Instructions to follow: Without the pictures, repeat the listing character for character.

--- Given data ---

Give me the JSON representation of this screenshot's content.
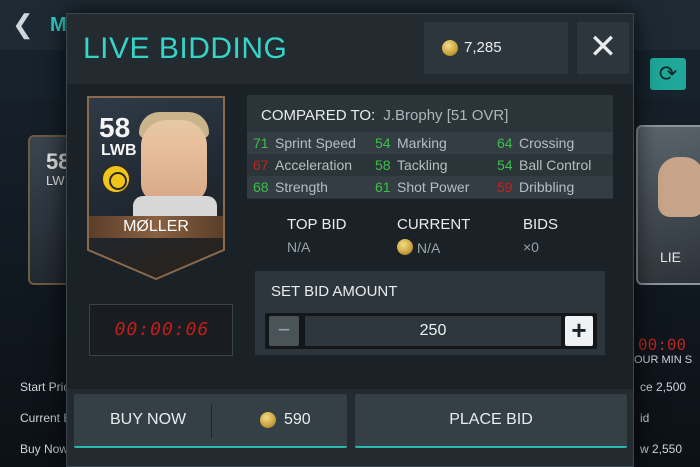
{
  "background": {
    "title_fragment": "M",
    "left_card": {
      "ovr": "58",
      "pos": "LW"
    },
    "right_card": {
      "name": "LIE"
    },
    "left_labels": [
      "Start Pric",
      "Current B",
      "Buy Now"
    ],
    "timer_fragment": "00:00",
    "units_fragment": "OUR  MIN  S",
    "right_values": [
      "ce 2,500",
      "id",
      "w 2,550"
    ]
  },
  "modal": {
    "title": "LIVE BIDDING",
    "coins": "7,285",
    "close_symbol": "✕"
  },
  "player": {
    "ovr": "58",
    "position": "LWB",
    "name": "MØLLER"
  },
  "timer": "00:00:06",
  "comparison": {
    "label": "COMPARED TO:",
    "player": "J.Brophy [51 OVR]",
    "stats": [
      [
        {
          "value": "71",
          "name": "Sprint Speed",
          "color": "green"
        },
        {
          "value": "54",
          "name": "Marking",
          "color": "green"
        },
        {
          "value": "64",
          "name": "Crossing",
          "color": "green"
        }
      ],
      [
        {
          "value": "67",
          "name": "Acceleration",
          "color": "red"
        },
        {
          "value": "58",
          "name": "Tackling",
          "color": "green"
        },
        {
          "value": "54",
          "name": "Ball Control",
          "color": "green"
        }
      ],
      [
        {
          "value": "68",
          "name": "Strength",
          "color": "green"
        },
        {
          "value": "61",
          "name": "Shot Power",
          "color": "green"
        },
        {
          "value": "59",
          "name": "Dribbling",
          "color": "red"
        }
      ]
    ]
  },
  "bid_info": {
    "top_bid_label": "TOP BID",
    "top_bid_value": "N/A",
    "current_label": "CURRENT",
    "current_value": "N/A",
    "bids_label": "BIDS",
    "bids_value": "×0"
  },
  "bid_amount": {
    "title": "SET BID AMOUNT",
    "minus": "−",
    "value": "250",
    "plus": "+"
  },
  "buttons": {
    "buy_now_label": "BUY NOW",
    "buy_now_price": "590",
    "place_bid_label": "PLACE BID"
  },
  "colors": {
    "accent": "#35d4c9",
    "stat_good": "#3cc04b",
    "stat_bad": "#c0241e",
    "timer": "#c01e18"
  }
}
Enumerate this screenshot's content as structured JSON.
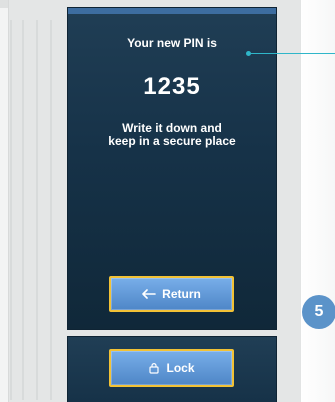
{
  "screen": {
    "title": "Your new PIN is",
    "pin": "1235",
    "note": "Write it down and keep in a secure place",
    "return_label": "Return",
    "lock_label": "Lock"
  },
  "step": {
    "number": "5"
  },
  "icons": {
    "return": "arrow-left-icon",
    "lock": "lock-icon"
  },
  "colors": {
    "screen_bg": "#163248",
    "button": "#5f97d6",
    "button_border": "#f2c236",
    "callout": "#2fb6c9",
    "badge": "#5b93c9"
  }
}
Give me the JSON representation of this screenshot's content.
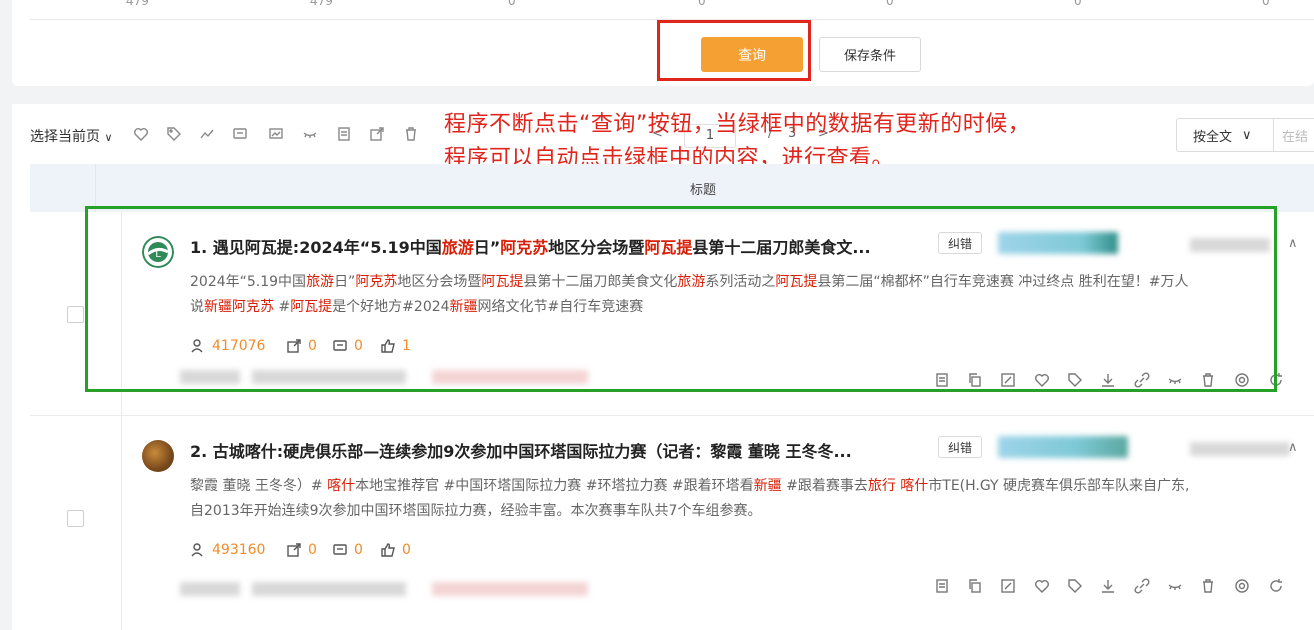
{
  "stats": [
    "479",
    "479",
    "0",
    "0",
    "0",
    "0",
    "0"
  ],
  "filters": {
    "query_label": "查询",
    "save_label": "保存条件"
  },
  "annotation": {
    "line1": "程序不断点击“查询”按钮，当绿框中的数据有更新的时候，",
    "line2": "程序可以自动点击绿框中的内容，进行查看。"
  },
  "toolbar": {
    "select_page_label": "选择当前页",
    "icons": [
      "heart-icon",
      "tag-icon",
      "trend-icon",
      "comment-icon",
      "chart-icon",
      "eye-hide-icon",
      "doc-icon",
      "share-icon",
      "trash-icon"
    ],
    "pager": {
      "prev": "<",
      "current": "1",
      "sep": "/",
      "total": "3",
      "next": ">"
    },
    "fulltext_label": "按全文",
    "search_placeholder": "在结"
  },
  "table": {
    "header_title": "标题",
    "rows": [
      {
        "index": "1.",
        "title_parts": [
          {
            "t": "遇见阿瓦提:2024年“5.19中国",
            "hl": false
          },
          {
            "t": "旅游",
            "hl": true
          },
          {
            "t": "日”",
            "hl": false
          },
          {
            "t": "阿克苏",
            "hl": true
          },
          {
            "t": "地区分会场暨",
            "hl": false
          },
          {
            "t": "阿瓦提",
            "hl": true
          },
          {
            "t": "县第十二届刀郎美食文...",
            "hl": false
          }
        ],
        "correct_label": "纠错",
        "body_line1_parts": [
          {
            "t": "2024年“5.19中国",
            "hl": false
          },
          {
            "t": "旅游",
            "hl": true
          },
          {
            "t": "日”",
            "hl": false
          },
          {
            "t": "阿克苏",
            "hl": true
          },
          {
            "t": "地区分会场暨",
            "hl": false
          },
          {
            "t": "阿瓦提",
            "hl": true
          },
          {
            "t": "县第十二届刀郎美食文化",
            "hl": false
          },
          {
            "t": "旅游",
            "hl": true
          },
          {
            "t": "系列活动之",
            "hl": false
          },
          {
            "t": "阿瓦提",
            "hl": true
          },
          {
            "t": "县第二届“棉都杯”自行车竞速赛 冲过终点 胜利在望！#万人",
            "hl": false
          }
        ],
        "body_line2_parts": [
          {
            "t": "说",
            "hl": false
          },
          {
            "t": "新疆",
            "hl": true
          },
          {
            "t": "阿克苏",
            "hl": true
          },
          {
            "t": " #",
            "hl": false
          },
          {
            "t": "阿瓦提",
            "hl": true
          },
          {
            "t": "是个好地方#2024",
            "hl": false
          },
          {
            "t": "新疆",
            "hl": true
          },
          {
            "t": "网络文化节#自行车竞速赛",
            "hl": false
          }
        ],
        "views": "417076",
        "shares": "0",
        "comments": "0",
        "likes": "1"
      },
      {
        "index": "2.",
        "title_parts": [
          {
            "t": "古城喀什:硬虎俱乐部—连续参加9次参加中国环塔国际拉力赛（记者：黎霞 董晓 王冬冬...",
            "hl": false
          }
        ],
        "correct_label": "纠错",
        "body_line1_parts": [
          {
            "t": "黎霞 董晓 王冬冬）# ",
            "hl": false
          },
          {
            "t": "喀什",
            "hl": true
          },
          {
            "t": "本地宝推荐官 #中国环塔国际拉力赛 #环塔拉力赛 #跟着环塔看",
            "hl": false
          },
          {
            "t": "新疆",
            "hl": true
          },
          {
            "t": " #跟着赛事去",
            "hl": false
          },
          {
            "t": "旅行",
            "hl": true
          },
          {
            "t": " ",
            "hl": false
          },
          {
            "t": "喀什",
            "hl": true
          },
          {
            "t": "市TE(H.GY 硬虎赛车俱乐部车队来自广东,",
            "hl": false
          }
        ],
        "body_line2_parts": [
          {
            "t": "自2013年开始连续9次参加中国环塔国际拉力赛，经验丰富。本次赛事车队共7个车组参赛。",
            "hl": false
          }
        ],
        "views": "493160",
        "shares": "0",
        "comments": "0",
        "likes": "0"
      }
    ]
  },
  "row_action_icons": [
    "doc-icon",
    "copy-icon",
    "edit-icon",
    "heart-icon",
    "tag-icon",
    "download-icon",
    "link-icon",
    "eye-hide-icon",
    "trash-icon",
    "at-icon",
    "refresh-icon"
  ],
  "colors": {
    "query_button": "#f5a032",
    "highlight": "#d81e06",
    "metric_value": "#f08c2b",
    "annotation": "#e0251d",
    "red_frame": "#e0251d",
    "green_frame": "#26a026",
    "table_header_bg": "#eef2f9"
  }
}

---

Solution to this problem:
Give me the JSON representation of this screenshot's content.
{
  "background": {
    "title_fragment": "M",
    "left_card": {
      "ovr": "58",
      "pos": "LW"
    },
    "right_card": {
      "name": "LIE"
    },
    "left_labels": [
      "Start Pric",
      "Current B",
      "Buy Now"
    ],
    "timer_fragment": "00:00",
    "units_fragment": "OUR  MIN  S",
    "right_values": [
      "ce 2,500",
      "id",
      "w 2,550"
    ]
  },
  "modal": {
    "title": "LIVE BIDDING",
    "coins": "7,285",
    "close_symbol": "✕"
  },
  "player": {
    "ovr": "58",
    "position": "LWB",
    "name": "MØLLER"
  },
  "timer": "00:00:06",
  "comparison": {
    "label": "COMPARED TO:",
    "player": "J.Brophy [51 OVR]",
    "stats": [
      [
        {
          "value": "71",
          "name": "Sprint Speed",
          "color": "green"
        },
        {
          "value": "54",
          "name": "Marking",
          "color": "green"
        },
        {
          "value": "64",
          "name": "Crossing",
          "color": "green"
        }
      ],
      [
        {
          "value": "67",
          "name": "Acceleration",
          "color": "red"
        },
        {
          "value": "58",
          "name": "Tackling",
          "color": "green"
        },
        {
          "value": "54",
          "name": "Ball Control",
          "color": "green"
        }
      ],
      [
        {
          "value": "68",
          "name": "Strength",
          "color": "green"
        },
        {
          "value": "61",
          "name": "Shot Power",
          "color": "green"
        },
        {
          "value": "59",
          "name": "Dribbling",
          "color": "red"
        }
      ]
    ]
  },
  "bid_info": {
    "top_bid_label": "TOP BID",
    "top_bid_value": "N/A",
    "current_label": "CURRENT",
    "current_value": "N/A",
    "bids_label": "BIDS",
    "bids_value": "×0"
  },
  "bid_amount": {
    "title": "SET BID AMOUNT",
    "minus": "−",
    "value": "250",
    "plus": "+"
  },
  "buttons": {
    "buy_now_label": "BUY NOW",
    "buy_now_price": "590",
    "place_bid_label": "PLACE BID"
  },
  "colors": {
    "accent": "#35d4c9",
    "stat_good": "#3cc04b",
    "stat_bad": "#c0241e",
    "timer": "#c01e18"
  }
}
Enumerate this screenshot's content as structured JSON.
{
  "screen": {
    "title": "Your new PIN is",
    "pin": "1235",
    "note": "Write it down and keep in a secure place",
    "return_label": "Return",
    "lock_label": "Lock"
  },
  "step": {
    "number": "5"
  },
  "icons": {
    "return": "arrow-left-icon",
    "lock": "lock-icon"
  },
  "colors": {
    "screen_bg": "#163248",
    "button": "#5f97d6",
    "button_border": "#f2c236",
    "callout": "#2fb6c9",
    "badge": "#5b93c9"
  }
}
Give me the JSON representation of this screenshot's content.
{
  "stats": [
    "479",
    "479",
    "0",
    "0",
    "0",
    "0",
    "0"
  ],
  "filters": {
    "query_label": "查询",
    "save_label": "保存条件"
  },
  "annotation": {
    "line1": "程序不断点击“查询”按钮，当绿框中的数据有更新的时候，",
    "line2": "程序可以自动点击绿框中的内容，进行查看。"
  },
  "toolbar": {
    "select_page_label": "选择当前页",
    "icons": [
      "heart-icon",
      "tag-icon",
      "trend-icon",
      "comment-icon",
      "chart-icon",
      "eye-hide-icon",
      "doc-icon",
      "share-icon",
      "trash-icon"
    ],
    "pager": {
      "prev": "<",
      "current": "1",
      "sep": "/",
      "total": "3",
      "next": ">"
    },
    "fulltext_label": "按全文",
    "search_placeholder": "在结"
  },
  "table": {
    "header_title": "标题",
    "rows": [
      {
        "index": "1.",
        "title_parts": [
          {
            "t": "遇见阿瓦提:2024年“5.19中国",
            "hl": false
          },
          {
            "t": "旅游",
            "hl": true
          },
          {
            "t": "日”",
            "hl": false
          },
          {
            "t": "阿克苏",
            "hl": true
          },
          {
            "t": "地区分会场暨",
            "hl": false
          },
          {
            "t": "阿瓦提",
            "hl": true
          },
          {
            "t": "县第十二届刀郎美食文...",
            "hl": false
          }
        ],
        "correct_label": "纠错",
        "body_line1_parts": [
          {
            "t": "2024年“5.19中国",
            "hl": false
          },
          {
            "t": "旅游",
            "hl": true
          },
          {
            "t": "日”",
            "hl": false
          },
          {
            "t": "阿克苏",
            "hl": true
          },
          {
            "t": "地区分会场暨",
            "hl": false
          },
          {
            "t": "阿瓦提",
            "hl": true
          },
          {
            "t": "县第十二届刀郎美食文化",
            "hl": false
          },
          {
            "t": "旅游",
            "hl": true
          },
          {
            "t": "系列活动之",
            "hl": false
          },
          {
            "t": "阿瓦提",
            "hl": true
          },
          {
            "t": "县第二届“棉都杯”自行车竞速赛 冲过终点 胜利在望！#万人",
            "hl": false
          }
        ],
        "body_line2_parts": [
          {
            "t": "说",
            "hl": false
          },
          {
            "t": "新疆",
            "hl": true
          },
          {
            "t": "阿克苏",
            "hl": true
          },
          {
            "t": " #",
            "hl": false
          },
          {
            "t": "阿瓦提",
            "hl": true
          },
          {
            "t": "是个好地方#2024",
            "hl": false
          },
          {
            "t": "新疆",
            "hl": true
          },
          {
            "t": "网络文化节#自行车竞速赛",
            "hl": false
          }
        ],
        "views": "417076",
        "shares": "0",
        "comments": "0",
        "likes": "1"
      },
      {
        "index": "2.",
        "title_parts": [
          {
            "t": "古城喀什:硬虎俱乐部—连续参加9次参加中国环塔国际拉力赛（记者：黎霞 董晓 王冬冬...",
            "hl": false
          }
        ],
        "correct_label": "纠错",
        "body_line1_parts": [
          {
            "t": "黎霞 董晓 王冬冬）# ",
            "hl": false
          },
          {
            "t": "喀什",
            "hl": true
          },
          {
            "t": "本地宝推荐官 #中国环塔国际拉力赛 #环塔拉力赛 #跟着环塔看",
            "hl": false
          },
          {
            "t": "新疆",
            "hl": true
          },
          {
            "t": " #跟着赛事去",
            "hl": false
          },
          {
            "t": "旅行",
            "hl": true
          },
          {
            "t": " ",
            "hl": false
          },
          {
            "t": "喀什",
            "hl": true
          },
          {
            "t": "市TE(H.GY 硬虎赛车俱乐部车队来自广东,",
            "hl": false
          }
        ],
        "body_line2_parts": [
          {
            "t": "自2013年开始连续9次参加中国环塔国际拉力赛，经验丰富。本次赛事车队共7个车组参赛。",
            "hl": false
          }
        ],
        "views": "493160",
        "shares": "0",
        "comments": "0",
        "likes": "0"
      }
    ]
  },
  "row_action_icons": [
    "doc-icon",
    "copy-icon",
    "edit-icon",
    "heart-icon",
    "tag-icon",
    "download-icon",
    "link-icon",
    "eye-hide-icon",
    "trash-icon",
    "at-icon",
    "refresh-icon"
  ],
  "colors": {
    "query_button": "#f5a032",
    "highlight": "#d81e06",
    "metric_value": "#f08c2b",
    "annotation": "#e0251d",
    "red_frame": "#e0251d",
    "green_frame": "#26a026",
    "table_header_bg": "#eef2f9"
  }
}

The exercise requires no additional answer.